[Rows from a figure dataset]
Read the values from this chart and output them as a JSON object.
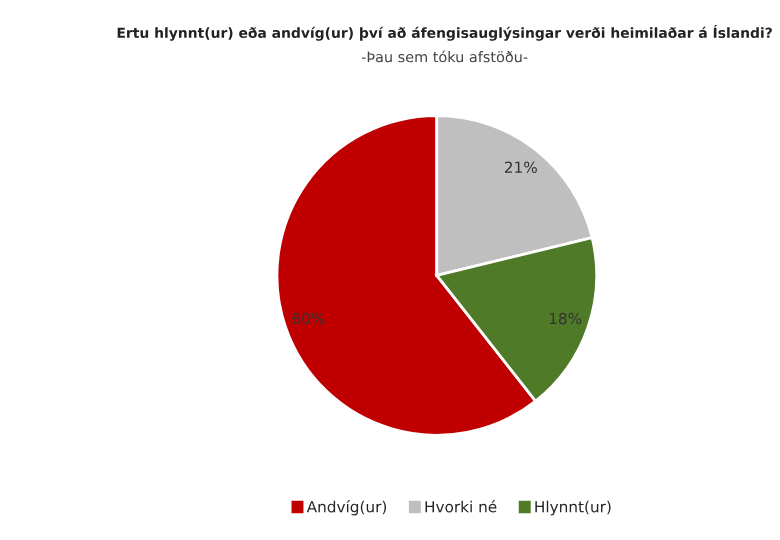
{
  "chart_data": {
    "type": "pie",
    "title": "Ertu hlynnt(ur) eða andvíg(ur) því að áfengisauglýsingar verði heimilaðar á Íslandi?",
    "subtitle": "-Þau sem tóku afstöðu-",
    "categories": [
      "Andvíg(ur)",
      "Hvorki né",
      "Hlynnt(ur)"
    ],
    "values": [
      60,
      21,
      18
    ],
    "colors": [
      "#c00000",
      "#bfbfbf",
      "#4f7a28"
    ],
    "value_labels": [
      "60%",
      "21%",
      "18%"
    ],
    "legend": "bottom"
  }
}
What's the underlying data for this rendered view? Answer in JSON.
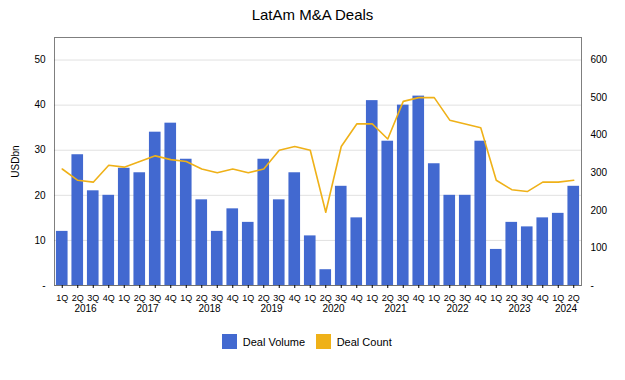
{
  "chart_data": {
    "type": "bar",
    "title": "LatAm M&A Deals",
    "categories": [
      "1Q",
      "2Q",
      "3Q",
      "4Q",
      "1Q",
      "2Q",
      "3Q",
      "4Q",
      "1Q",
      "2Q",
      "3Q",
      "4Q",
      "1Q",
      "2Q",
      "3Q",
      "4Q",
      "1Q",
      "2Q",
      "3Q",
      "4Q",
      "1Q",
      "2Q",
      "3Q",
      "4Q",
      "1Q",
      "2Q",
      "3Q",
      "4Q",
      "1Q",
      "2Q",
      "3Q",
      "4Q",
      "1Q",
      "2Q"
    ],
    "series": [
      {
        "name": "Deal Volume",
        "type": "bar",
        "values": [
          12,
          29,
          21,
          20,
          26,
          25,
          34,
          36,
          28,
          19,
          12,
          17,
          14,
          28,
          19,
          25,
          11,
          3.5,
          22,
          15,
          41,
          32,
          40,
          42,
          27,
          20,
          20,
          32,
          8,
          14,
          13,
          15,
          16,
          22
        ]
      },
      {
        "name": "Deal Count",
        "type": "line",
        "axis": "y2",
        "values": [
          310,
          280,
          275,
          320,
          315,
          330,
          345,
          335,
          330,
          310,
          300,
          310,
          300,
          310,
          360,
          370,
          360,
          195,
          370,
          430,
          430,
          390,
          490,
          500,
          500,
          440,
          430,
          420,
          280,
          255,
          250,
          275,
          275,
          280
        ]
      }
    ],
    "ylabel": "USDbn",
    "ylim": [
      0,
      55
    ],
    "yticks": [
      {
        "value": 0,
        "label": "-"
      },
      10,
      20,
      30,
      40,
      50
    ],
    "y2lim": [
      0,
      660
    ],
    "y2ticks": [
      {
        "value": 0,
        "label": "-"
      },
      100,
      200,
      300,
      400,
      500,
      600
    ],
    "grid": true,
    "legend": "bottom",
    "annotations": [
      {
        "text": "2016",
        "x": 1.5
      },
      {
        "text": "2017",
        "x": 5.5
      },
      {
        "text": "2018",
        "x": 9.5
      },
      {
        "text": "2019",
        "x": 13.5
      },
      {
        "text": "2020",
        "x": 17.5
      },
      {
        "text": "2021",
        "x": 21.5
      },
      {
        "text": "2022",
        "x": 25.5
      },
      {
        "text": "2023",
        "x": 29.5
      },
      {
        "text": "2024",
        "x": 32.5
      }
    ]
  }
}
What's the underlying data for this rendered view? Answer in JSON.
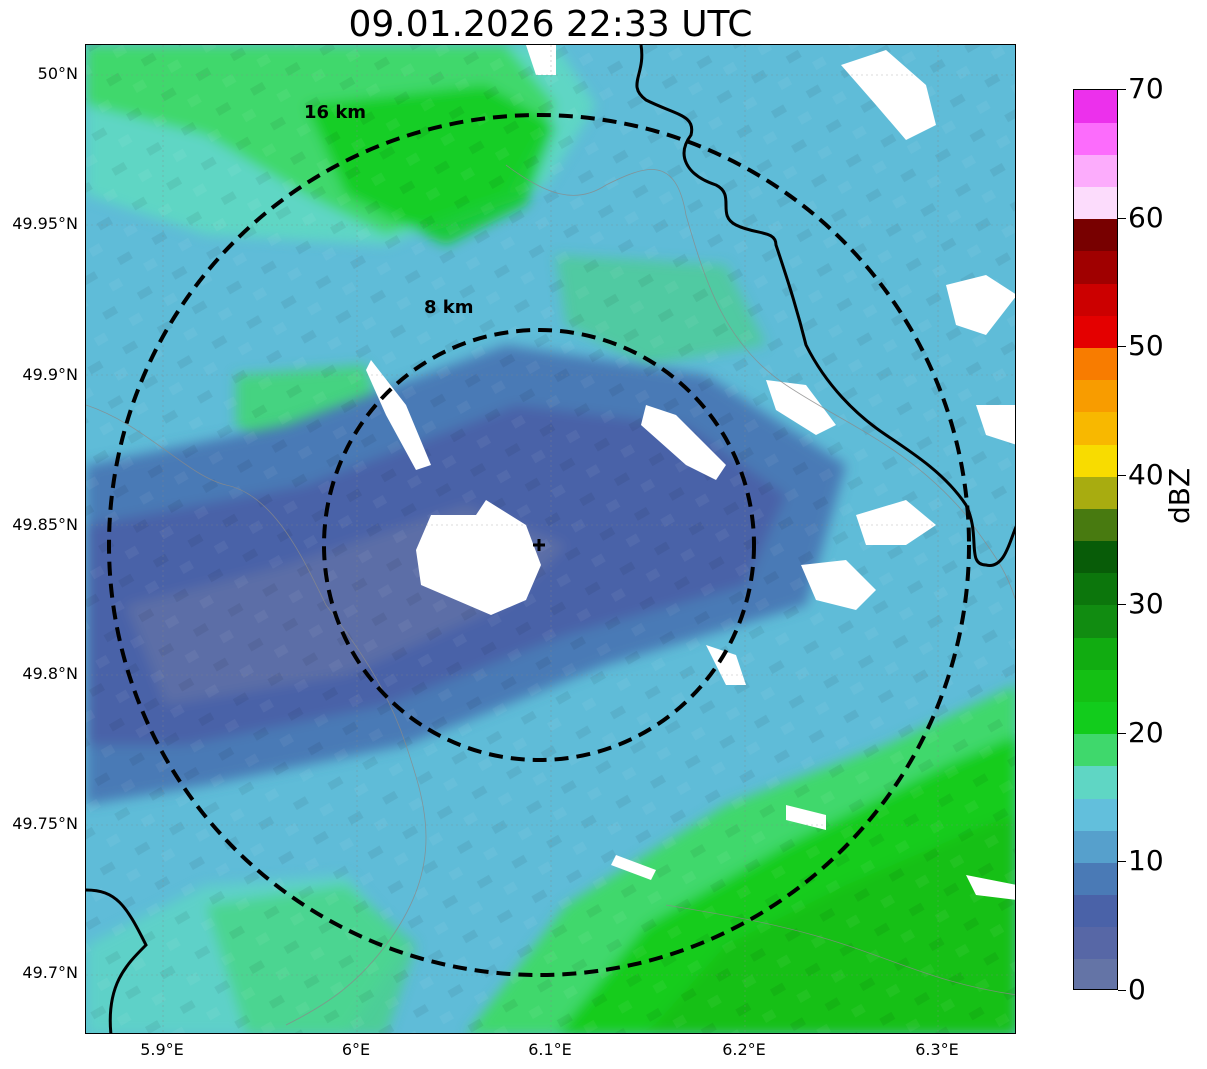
{
  "title": "09.01.2026 22:33 UTC",
  "map": {
    "lat_labels": [
      "50°N",
      "49.95°N",
      "49.9°N",
      "49.85°N",
      "49.8°N",
      "49.75°N",
      "49.7°N"
    ],
    "lon_labels": [
      "5.9°E",
      "6°E",
      "6.1°E",
      "6.2°E",
      "6.3°E"
    ],
    "range_rings": [
      {
        "label": "8 km",
        "radius_km": 8
      },
      {
        "label": "16 km",
        "radius_km": 16
      }
    ],
    "radar_site_marker": "plus-icon",
    "colors": {
      "background_echo": "#5fbcd8",
      "weak_echo": "#4a62a8",
      "moderate_echo": "#3ed66a",
      "strong_echo": "#12c418",
      "no_echo": "#ffffff",
      "border": "#000000"
    }
  },
  "colorbar": {
    "title": "dBZ",
    "tick_labels": [
      "0",
      "10",
      "20",
      "30",
      "40",
      "50",
      "60",
      "70"
    ],
    "range": [
      0,
      70
    ],
    "colors": [
      "#6474a6",
      "#5767a6",
      "#4a62a8",
      "#4a7ab6",
      "#56a0cc",
      "#62bfdc",
      "#5fd6c4",
      "#3fd86c",
      "#12cc1c",
      "#14c014",
      "#11ac11",
      "#118c11",
      "#0c760c",
      "#085c08",
      "#487a10",
      "#a8ac10",
      "#f8dc00",
      "#f8b800",
      "#f89c00",
      "#f87c00",
      "#e40000",
      "#cc0000",
      "#a00000",
      "#780000",
      "#fcdcfc",
      "#fcacfc",
      "#fc6cfc",
      "#ec30ec"
    ]
  }
}
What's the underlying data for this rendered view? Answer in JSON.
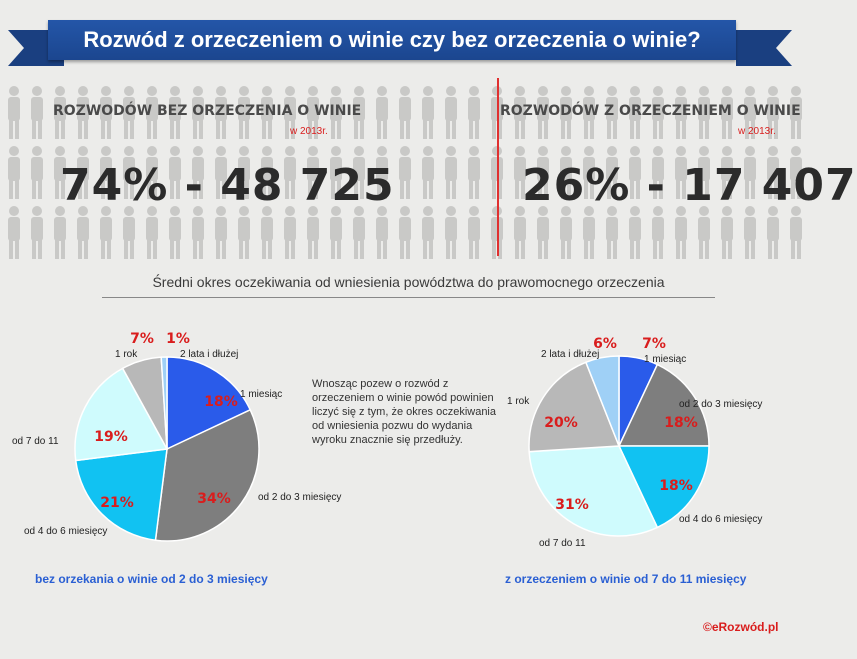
{
  "title": "Rozwód z orzeczeniem o winie czy bez orzeczenia o winie?",
  "stats": {
    "left_label": "ROZWODÓW BEZ ORZECZENIA O WINIE",
    "left_year": "w 2013r.",
    "left_value": "74%  -  48 725",
    "right_label": "ROZWODÓW Z ORZECZENIEM O WINIE",
    "right_year": "w 2013r.",
    "right_value": "26% - 17 407"
  },
  "subtitle": "Średni  okres oczekiwania od wniesienia powództwa do prawomocnego orzeczenia",
  "note": "Wnosząc pozew o rozwód z orzeczeniem o winie powód powinien liczyć się z tym, że okres oczekiwania od wniesienia pozwu do wydania wyroku znacznie się przedłuży.",
  "footer_left": "bez orzekania o winie od 2 do 3 miesięcy",
  "footer_right": "z orzeczeniem o winie od 7 do 11 miesięcy",
  "credit": "©eRozwód.pl",
  "colors": {
    "accent_red": "#d91d1d",
    "banner_blue": "#2456a8",
    "footer_blue": "#2a5fd3"
  },
  "chart_data": [
    {
      "type": "pie",
      "title": "",
      "slices": [
        {
          "label": "1 miesiąc",
          "value": 18,
          "value_label": "18%",
          "color": "#2a5bea"
        },
        {
          "label": "od 2 do 3 miesięcy",
          "value": 34,
          "value_label": "34%",
          "color": "#7e7e7e"
        },
        {
          "label": "od 4 do 6 miesięcy",
          "value": 21,
          "value_label": "21%",
          "color": "#11c2f2"
        },
        {
          "label": "od 7 do 11",
          "value": 19,
          "value_label": "19%",
          "color": "#cffbfd"
        },
        {
          "label": "1 rok",
          "value": 7,
          "value_label": "7%",
          "color": "#b8b8b8"
        },
        {
          "label": "2 lata i dłużej",
          "value": 1,
          "value_label": "1%",
          "color": "#9fd0f6"
        }
      ]
    },
    {
      "type": "pie",
      "title": "",
      "slices": [
        {
          "label": "1 miesiąc",
          "value": 7,
          "value_label": "7%",
          "color": "#2a5bea"
        },
        {
          "label": "od 2 do 3 miesięcy",
          "value": 18,
          "value_label": "18%",
          "color": "#7e7e7e"
        },
        {
          "label": "od 4 do 6 miesięcy",
          "value": 18,
          "value_label": "18%",
          "color": "#11c2f2"
        },
        {
          "label": "od 7 do 11",
          "value": 31,
          "value_label": "31%",
          "color": "#cffbfd"
        },
        {
          "label": "1 rok",
          "value": 20,
          "value_label": "20%",
          "color": "#b8b8b8"
        },
        {
          "label": "2 lata i dłużej",
          "value": 6,
          "value_label": "6%",
          "color": "#9fd0f6"
        }
      ]
    }
  ]
}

**EXERCISE PROMPT:** Each line in the listing above that contains "wniesienia" should be copied.

**RESULT OF THE EXERCISE:**
  "subtitle": "Średni  okres oczekiwania od wniesienia powództwa do prawomocnego orzeczenia",
  "note": "Wnosząc pozew o rozwód z orzeczeniem o winie powód powinien liczyć się z tym, że okres oczekiwania od wniesienia pozwu do wydania wyroku znacznie się przedłuży.",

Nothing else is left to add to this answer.